[Dataset items]
========================================

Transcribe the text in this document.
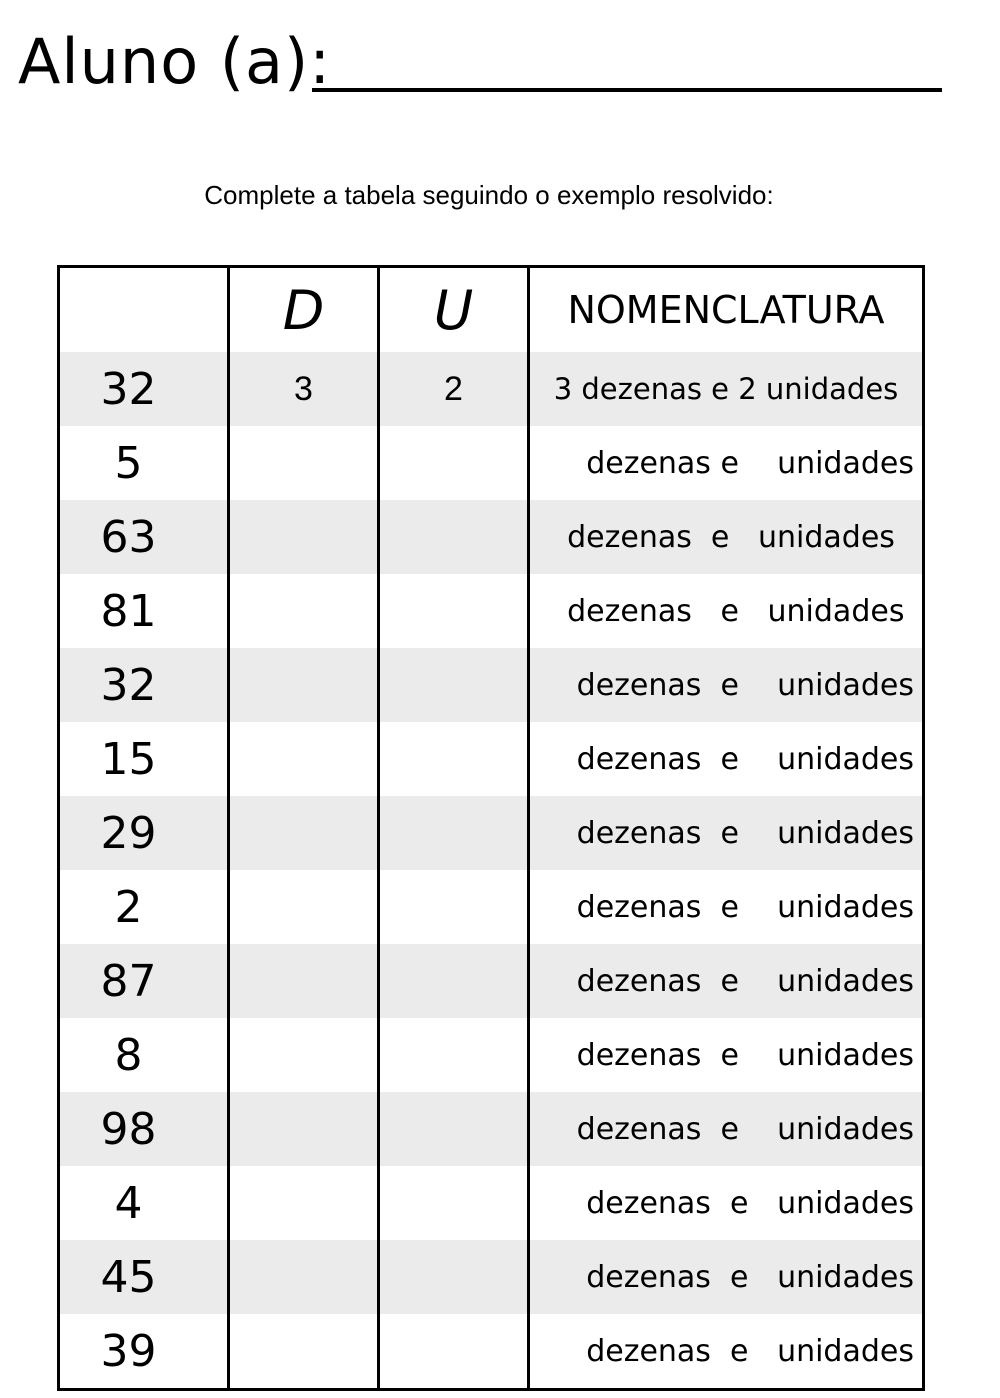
Aluno (a):
Complete a tabela seguindo o exemplo resolvido:
	D	U	NOMENCLATURA
32	3	2	3 dezenas e 2 unidades
5			dezenas e    unidades
63			dezenas  e   unidades
81			dezenas   e   unidades
32			dezenas  e    unidades
15			dezenas  e    unidades
29			dezenas  e    unidades
2			dezenas  e    unidades
87			dezenas  e    unidades
8			dezenas  e    unidades
98			dezenas  e    unidades
4			dezenas  e   unidades
45			dezenas  e   unidades
39			dezenas  e   unidades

========================================

Print out the lines exactly, skipping any picture.

• [Result of the task]
Transcribe the text in this document.
Aluno (a):
Complete a tabela seguindo o exemplo resolvido:
	D	U	NOMENCLATURA
32	3	2	3 dezenas e 2 unidades
5			dezenas e    unidades
63			dezenas  e   unidades
81			dezenas   e   unidades
32			dezenas  e    unidades
15			dezenas  e    unidades
29			dezenas  e    unidades
2			dezenas  e    unidades
87			dezenas  e    unidades
8			dezenas  e    unidades
98			dezenas  e    unidades
4			dezenas  e   unidades
45			dezenas  e   unidades
39			dezenas  e   unidades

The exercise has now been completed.